> _YOUR INSTRUCTIONS_
All of the data should be repeated exactly; pictures are not part of the copy.

> _MATERIAL SUPPLIED_

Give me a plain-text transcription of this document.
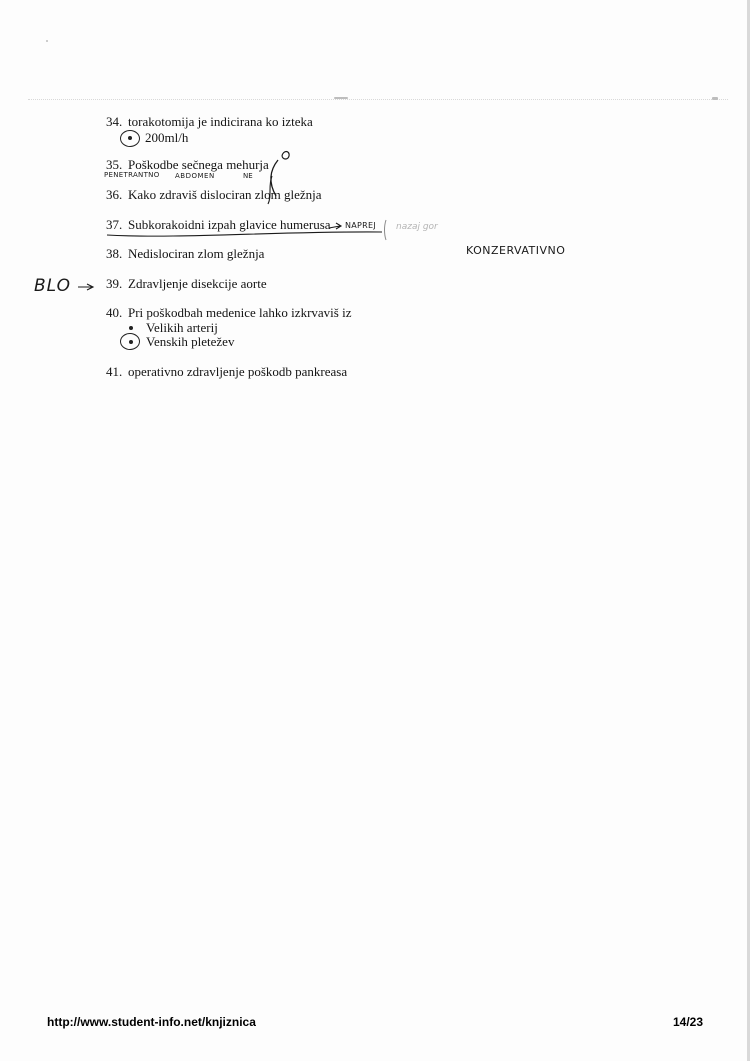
34. torakotomija je indicirana ko izteka
200ml/h
35. Poškodbe sečnega mehurja
PENETRANTNO ABDOMEN	NE
36. Kako zdraviš dislociran zlom gležnja
37. Subkorakoidni izpah glavice humerusa NAPREJ nazaj gor
38. Nedislociran zlom gležnja	KONZERVATIVNO
BLO	39. Zdravljenje disekcije aorte
40. Pri poškodbah medenice lahko izkrvaviš iz
Velikih arterij
Venskih pletežev
41. operativno zdravljenje poškodb pankreasa
http://www.student-info.net/knjiznica	14/23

> _REPLY TO THE TASK_
Give me a plain-text transcription of this document.
34. torakotomija je indicirana ko izteka
200ml/h
35. Poškodbe sečnega mehurja
PENETRANTNO ABDOMEN	NE
36. Kako zdraviš dislociran zlom gležnja
37. Subkorakoidni izpah glavice humerusa NAPREJ nazaj gor
38. Nedislociran zlom gležnja	KONZERVATIVNO
BLO	39. Zdravljenje disekcije aorte
40. Pri poškodbah medenice lahko izkrvaviš iz
Velikih arterij
Venskih pletežev
41. operativno zdravljenje poškodb pankreasa
http://www.student-info.net/knjiznica	14/23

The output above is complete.